## Objective
Filter the entries, keeping every line with the word "JSON".

(Some records)
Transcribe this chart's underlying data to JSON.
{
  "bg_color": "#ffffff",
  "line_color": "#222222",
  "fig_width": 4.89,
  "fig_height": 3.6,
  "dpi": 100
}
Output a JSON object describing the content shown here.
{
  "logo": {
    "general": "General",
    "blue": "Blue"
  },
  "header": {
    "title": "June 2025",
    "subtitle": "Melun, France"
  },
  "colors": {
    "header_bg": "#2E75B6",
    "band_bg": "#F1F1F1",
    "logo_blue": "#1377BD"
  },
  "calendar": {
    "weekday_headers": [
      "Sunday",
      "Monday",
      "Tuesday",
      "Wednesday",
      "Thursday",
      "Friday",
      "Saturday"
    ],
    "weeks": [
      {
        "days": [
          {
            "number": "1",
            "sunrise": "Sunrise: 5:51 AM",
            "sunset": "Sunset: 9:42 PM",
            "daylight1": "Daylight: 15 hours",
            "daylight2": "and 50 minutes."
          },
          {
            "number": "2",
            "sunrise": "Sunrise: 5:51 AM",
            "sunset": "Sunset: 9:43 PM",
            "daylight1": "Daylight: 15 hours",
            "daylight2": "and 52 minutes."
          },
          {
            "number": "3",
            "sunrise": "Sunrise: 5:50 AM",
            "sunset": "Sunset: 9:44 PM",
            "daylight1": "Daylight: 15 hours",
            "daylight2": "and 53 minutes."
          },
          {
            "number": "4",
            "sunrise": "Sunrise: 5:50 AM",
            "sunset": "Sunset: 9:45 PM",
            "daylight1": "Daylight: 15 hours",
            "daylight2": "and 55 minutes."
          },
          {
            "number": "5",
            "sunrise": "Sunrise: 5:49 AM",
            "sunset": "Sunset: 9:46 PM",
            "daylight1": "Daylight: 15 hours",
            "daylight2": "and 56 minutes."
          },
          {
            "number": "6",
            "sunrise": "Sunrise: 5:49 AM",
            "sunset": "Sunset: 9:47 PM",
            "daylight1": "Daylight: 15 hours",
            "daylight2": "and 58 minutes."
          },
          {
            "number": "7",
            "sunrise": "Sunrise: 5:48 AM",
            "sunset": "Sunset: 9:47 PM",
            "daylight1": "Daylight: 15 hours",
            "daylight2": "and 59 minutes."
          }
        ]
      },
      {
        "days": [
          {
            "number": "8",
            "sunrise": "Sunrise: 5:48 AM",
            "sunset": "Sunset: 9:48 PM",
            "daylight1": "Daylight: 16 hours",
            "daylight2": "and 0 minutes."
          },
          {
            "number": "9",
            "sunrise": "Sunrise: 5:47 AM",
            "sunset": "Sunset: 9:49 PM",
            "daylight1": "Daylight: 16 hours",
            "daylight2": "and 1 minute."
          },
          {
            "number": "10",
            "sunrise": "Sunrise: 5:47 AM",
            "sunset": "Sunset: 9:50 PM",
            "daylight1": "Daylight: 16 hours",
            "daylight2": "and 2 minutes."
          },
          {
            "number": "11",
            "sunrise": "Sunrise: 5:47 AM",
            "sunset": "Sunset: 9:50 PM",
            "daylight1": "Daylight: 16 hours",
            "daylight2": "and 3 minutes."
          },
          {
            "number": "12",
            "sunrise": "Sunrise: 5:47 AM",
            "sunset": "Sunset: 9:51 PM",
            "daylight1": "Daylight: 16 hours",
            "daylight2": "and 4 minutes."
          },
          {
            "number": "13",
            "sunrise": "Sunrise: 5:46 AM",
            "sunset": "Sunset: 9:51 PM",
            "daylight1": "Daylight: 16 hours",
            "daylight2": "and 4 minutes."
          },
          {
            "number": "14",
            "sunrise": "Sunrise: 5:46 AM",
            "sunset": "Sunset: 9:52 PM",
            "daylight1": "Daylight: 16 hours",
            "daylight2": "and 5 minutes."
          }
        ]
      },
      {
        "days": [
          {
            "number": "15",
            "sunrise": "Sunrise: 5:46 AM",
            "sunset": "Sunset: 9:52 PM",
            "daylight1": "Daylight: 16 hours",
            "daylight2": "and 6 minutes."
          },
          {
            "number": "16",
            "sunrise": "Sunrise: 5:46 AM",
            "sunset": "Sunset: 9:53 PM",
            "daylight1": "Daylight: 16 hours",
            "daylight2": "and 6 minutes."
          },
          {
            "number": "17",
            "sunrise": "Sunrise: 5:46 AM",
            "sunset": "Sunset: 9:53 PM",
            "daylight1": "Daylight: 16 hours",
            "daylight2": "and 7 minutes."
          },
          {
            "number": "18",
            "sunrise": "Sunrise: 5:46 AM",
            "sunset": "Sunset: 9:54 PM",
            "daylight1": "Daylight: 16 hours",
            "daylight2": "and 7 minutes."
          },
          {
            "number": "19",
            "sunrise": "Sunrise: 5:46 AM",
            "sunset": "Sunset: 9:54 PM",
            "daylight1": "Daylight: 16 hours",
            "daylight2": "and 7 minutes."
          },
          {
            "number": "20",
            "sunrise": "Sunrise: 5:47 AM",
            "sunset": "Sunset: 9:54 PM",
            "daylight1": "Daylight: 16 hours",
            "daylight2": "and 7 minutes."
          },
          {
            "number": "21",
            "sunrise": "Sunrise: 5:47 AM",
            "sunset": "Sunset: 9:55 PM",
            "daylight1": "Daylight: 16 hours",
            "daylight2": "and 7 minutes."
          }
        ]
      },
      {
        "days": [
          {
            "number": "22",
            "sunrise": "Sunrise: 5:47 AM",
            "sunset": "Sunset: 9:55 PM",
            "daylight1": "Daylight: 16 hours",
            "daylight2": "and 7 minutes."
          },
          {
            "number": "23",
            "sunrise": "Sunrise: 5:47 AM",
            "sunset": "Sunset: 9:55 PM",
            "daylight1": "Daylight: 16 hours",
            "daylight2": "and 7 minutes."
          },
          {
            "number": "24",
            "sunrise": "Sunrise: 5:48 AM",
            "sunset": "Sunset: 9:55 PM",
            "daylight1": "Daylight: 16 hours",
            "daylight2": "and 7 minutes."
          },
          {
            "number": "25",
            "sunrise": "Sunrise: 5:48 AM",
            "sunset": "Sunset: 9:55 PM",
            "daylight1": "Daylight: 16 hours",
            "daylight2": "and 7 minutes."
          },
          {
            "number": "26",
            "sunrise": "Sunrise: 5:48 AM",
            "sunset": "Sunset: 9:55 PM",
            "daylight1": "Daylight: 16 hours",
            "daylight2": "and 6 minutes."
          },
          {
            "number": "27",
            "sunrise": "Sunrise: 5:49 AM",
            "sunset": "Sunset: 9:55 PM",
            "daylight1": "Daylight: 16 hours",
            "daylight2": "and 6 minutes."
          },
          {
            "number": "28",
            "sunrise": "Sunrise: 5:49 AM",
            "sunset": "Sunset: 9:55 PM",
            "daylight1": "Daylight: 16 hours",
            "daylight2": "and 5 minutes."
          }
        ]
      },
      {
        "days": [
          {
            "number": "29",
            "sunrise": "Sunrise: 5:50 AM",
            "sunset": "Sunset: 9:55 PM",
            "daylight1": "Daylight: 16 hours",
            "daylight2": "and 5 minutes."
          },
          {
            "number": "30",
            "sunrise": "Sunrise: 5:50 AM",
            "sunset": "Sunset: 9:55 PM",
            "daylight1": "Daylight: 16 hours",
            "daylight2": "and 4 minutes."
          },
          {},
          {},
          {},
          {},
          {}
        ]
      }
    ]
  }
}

## Exercise output
Transcribe this chart's underlying data to JSON.
Output a JSON object describing the content shown here.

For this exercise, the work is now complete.